Check each line of the data for "type" and select those that have it.

Records for this task
>>>>>

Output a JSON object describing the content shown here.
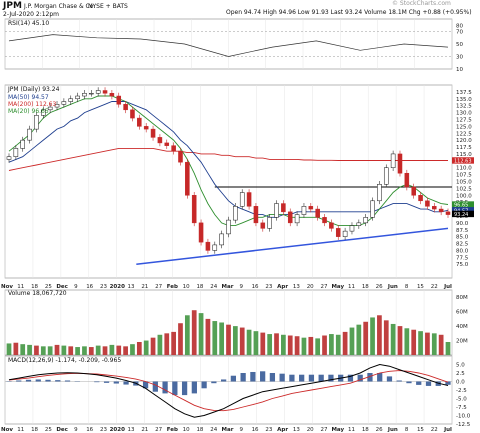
{
  "header": {
    "symbol": "JPM",
    "company": "J.P. Morgan Chase & Co.",
    "exchange": "NYSE + BATS",
    "date": "2-Jul-2020 2:12pm",
    "quote": "Open 94.74  High 94.96  Low 91.93  Last 93.24  Volume 18.1M  Chg +0.88 (+0.95%)",
    "watermark": "© StockCharts.com"
  },
  "panels": {
    "rsi_label": "RSI(14) 45.10",
    "price_label": "JPM (Daily) 93.24",
    "ma50_label": "MA(50) 94.57",
    "ma200_label": "MA(200) 112.63",
    "ma20_label": "MA(20) 96.65",
    "volume_label": "Volume 18,067,720",
    "macd_label": "MACD(12,26,9) -1.174, -0.209, -0.965"
  },
  "colors": {
    "up": "#2e7d32",
    "down": "#c62828",
    "ma50": "#1f3f8f",
    "ma200": "#cc2a2a",
    "ma20": "#2f8f2f",
    "trendline": "#3355dd",
    "macd": "#000000",
    "signal": "#cc2a2a",
    "volume_green": "#55a055",
    "volume_red": "#c04040"
  },
  "chart_data": [
    {
      "type": "line",
      "title": "RSI(14)",
      "ylim": [
        10,
        90
      ],
      "ticks": [
        "80",
        "70",
        "50",
        "30",
        "10"
      ],
      "x_index": [
        0,
        20,
        40,
        60,
        80,
        100,
        120,
        140,
        160,
        180,
        200
      ],
      "values": [
        55,
        65,
        60,
        58,
        50,
        30,
        45,
        55,
        40,
        50,
        45
      ]
    },
    {
      "type": "candlestick",
      "title": "JPM (Daily) 93.24",
      "ylim": [
        70,
        140
      ],
      "ticks": [
        "137.5",
        "135.0",
        "132.5",
        "130.0",
        "127.5",
        "125.0",
        "122.5",
        "120.0",
        "117.5",
        "115.0",
        "112.5",
        "110.0",
        "107.5",
        "105.0",
        "102.5",
        "100.0",
        "97.5",
        "95.0",
        "92.5",
        "90.0",
        "87.5",
        "85.0",
        "82.5",
        "80.0",
        "77.5",
        "75.0"
      ],
      "x_labels": [
        "Nov",
        "11",
        "18",
        "25",
        "Dec",
        "9",
        "16",
        "23",
        "2020",
        "13",
        "21",
        "27",
        "Feb",
        "10",
        "18",
        "24",
        "Mar",
        "9",
        "16",
        "23",
        "Apr",
        "13",
        "20",
        "27",
        "May",
        "11",
        "18",
        "26",
        "Jun",
        "8",
        "15",
        "22",
        "Jul"
      ],
      "close": [
        114,
        117,
        120,
        124,
        129,
        131,
        132,
        133,
        134,
        135,
        136,
        137,
        137,
        138,
        137,
        136,
        133,
        131,
        128,
        125,
        124,
        121,
        119,
        118,
        116,
        112,
        100,
        90,
        83,
        80,
        82,
        86,
        91,
        96,
        101,
        96,
        90,
        88,
        92,
        97,
        94,
        90,
        93,
        96,
        95,
        92,
        90,
        88,
        85,
        87,
        89,
        90,
        92,
        98,
        104,
        110,
        115,
        108,
        103,
        100,
        98,
        96,
        95,
        94,
        93
      ],
      "ma50": [
        112,
        113,
        114,
        116,
        118,
        120,
        122,
        124,
        125,
        127,
        128,
        130,
        131,
        132,
        133,
        134,
        134,
        134,
        133,
        132,
        131,
        129,
        127,
        125,
        123,
        120,
        118,
        115,
        112,
        108,
        104,
        101,
        98,
        96,
        95,
        94,
        93,
        93,
        92,
        92,
        93,
        93,
        94,
        94,
        94,
        94,
        94,
        94,
        94,
        94,
        94,
        94,
        94,
        94,
        95,
        96,
        97,
        97,
        97,
        96,
        95,
        95,
        94,
        94,
        94.57
      ],
      "ma200": [
        109,
        109.5,
        110,
        110.5,
        111,
        111.5,
        112,
        112.5,
        113,
        113.5,
        114,
        114.5,
        115,
        115.5,
        116,
        116.5,
        117,
        117,
        117,
        117,
        117,
        117,
        116.5,
        116,
        116,
        116,
        115.5,
        115.5,
        115,
        115,
        115,
        114.5,
        114.5,
        114,
        114,
        114,
        113.5,
        113.5,
        113,
        113,
        113,
        113,
        113,
        112.8,
        112.8,
        112.7,
        112.7,
        112.7,
        112.6,
        112.6,
        112.6,
        112.6,
        112.6,
        112.6,
        112.6,
        112.6,
        112.6,
        112.6,
        112.6,
        112.6,
        112.6,
        112.6,
        112.6,
        112.6,
        112.63
      ],
      "ma20": [
        116,
        118,
        120,
        122,
        125,
        128,
        130,
        131,
        132,
        133,
        134,
        135,
        135,
        136,
        136,
        136,
        135,
        134,
        132,
        130,
        128,
        126,
        124,
        122,
        120,
        117,
        113,
        108,
        102,
        97,
        93,
        90,
        89,
        89,
        90,
        91,
        92,
        92,
        93,
        93,
        93,
        92,
        92,
        92,
        92,
        92,
        91,
        90,
        89,
        89,
        89,
        89,
        90,
        92,
        95,
        98,
        101,
        103,
        104,
        103,
        101,
        99,
        98,
        97,
        96.65
      ],
      "annotations": {
        "resistance": 103,
        "trendline": [
          [
            58,
            75
          ],
          [
            200,
            88
          ]
        ]
      },
      "price_tags": [
        "112.63",
        "96.65",
        "94.57",
        "93.24"
      ]
    },
    {
      "type": "bar",
      "title": "Volume",
      "ylim": [
        0,
        90
      ],
      "ticks": [
        "80M",
        "60M",
        "40M",
        "20M"
      ],
      "values": [
        16,
        17,
        15,
        14,
        13,
        12,
        12,
        14,
        13,
        12,
        11,
        12,
        11,
        13,
        12,
        14,
        13,
        12,
        15,
        18,
        20,
        24,
        28,
        30,
        32,
        44,
        55,
        62,
        58,
        50,
        47,
        45,
        42,
        40,
        38,
        35,
        33,
        31,
        29,
        30,
        28,
        27,
        26,
        24,
        25,
        23,
        27,
        29,
        28,
        32,
        38,
        42,
        46,
        52,
        55,
        48,
        43,
        40,
        37,
        35,
        33,
        31,
        30,
        28,
        18
      ],
      "up_days": [
        1,
        0,
        1,
        1,
        0,
        1,
        1,
        0,
        1,
        0,
        1,
        1,
        0,
        1,
        0,
        1,
        0,
        0,
        1,
        0,
        1,
        0,
        1,
        0,
        0,
        0,
        1,
        0,
        1,
        0,
        1,
        1,
        0,
        1,
        0,
        1,
        1,
        0,
        1,
        0,
        1,
        0,
        0,
        1,
        0,
        1,
        0,
        1,
        1,
        0,
        1,
        1,
        0,
        1,
        0,
        0,
        1,
        0,
        1,
        0,
        1,
        0,
        1,
        0,
        1
      ]
    },
    {
      "type": "line",
      "title": "MACD(12,26,9)",
      "ylim": [
        -12.5,
        7.5
      ],
      "ticks": [
        "5.0",
        "2.5",
        "0.0",
        "-2.5",
        "-5.0",
        "-7.5",
        "-10.0",
        "-12.5"
      ],
      "macd": [
        0.5,
        1.0,
        1.5,
        2.0,
        2.3,
        2.5,
        2.6,
        2.5,
        2.3,
        2.0,
        1.5,
        1.0,
        0.3,
        -0.5,
        -2.0,
        -4.0,
        -6.0,
        -8.0,
        -9.5,
        -10.5,
        -10.0,
        -9.0,
        -8.0,
        -6.5,
        -5.0,
        -4.0,
        -3.0,
        -2.5,
        -2.0,
        -1.5,
        -1.0,
        -0.5,
        0.0,
        0.5,
        1.0,
        1.5,
        2.5,
        4.0,
        5.0,
        4.5,
        3.5,
        2.5,
        1.5,
        0.5,
        -0.5,
        -1.174
      ],
      "signal": [
        0.4,
        0.7,
        1.0,
        1.4,
        1.8,
        2.1,
        2.3,
        2.4,
        2.3,
        2.2,
        1.9,
        1.6,
        1.2,
        0.7,
        0.0,
        -1.0,
        -2.5,
        -4.0,
        -5.5,
        -7.0,
        -8.0,
        -8.5,
        -8.6,
        -8.2,
        -7.5,
        -6.8,
        -6.0,
        -5.0,
        -4.3,
        -3.5,
        -3.0,
        -2.5,
        -2.0,
        -1.5,
        -1.0,
        -0.5,
        0.5,
        1.5,
        2.5,
        3.0,
        3.2,
        3.0,
        2.5,
        1.8,
        0.8,
        -0.209
      ],
      "histogram": [
        0.1,
        0.3,
        0.5,
        0.6,
        0.5,
        0.4,
        0.3,
        0.1,
        0.0,
        -0.2,
        -0.4,
        -0.6,
        -0.9,
        -1.2,
        -2.0,
        -3.0,
        -3.5,
        -4.0,
        -4.0,
        -3.5,
        -2.0,
        -0.5,
        0.6,
        1.7,
        2.5,
        2.8,
        3.0,
        2.5,
        2.3,
        2.0,
        2.0,
        2.0,
        2.0,
        2.0,
        2.0,
        2.0,
        2.0,
        2.5,
        2.5,
        1.5,
        0.3,
        -0.5,
        -1.0,
        -1.3,
        -1.3,
        -0.965
      ]
    }
  ]
}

<<<<<

Final answer
      "type": "line",
      "type": "candlestick",
      "type": "bar",
      "type": "line",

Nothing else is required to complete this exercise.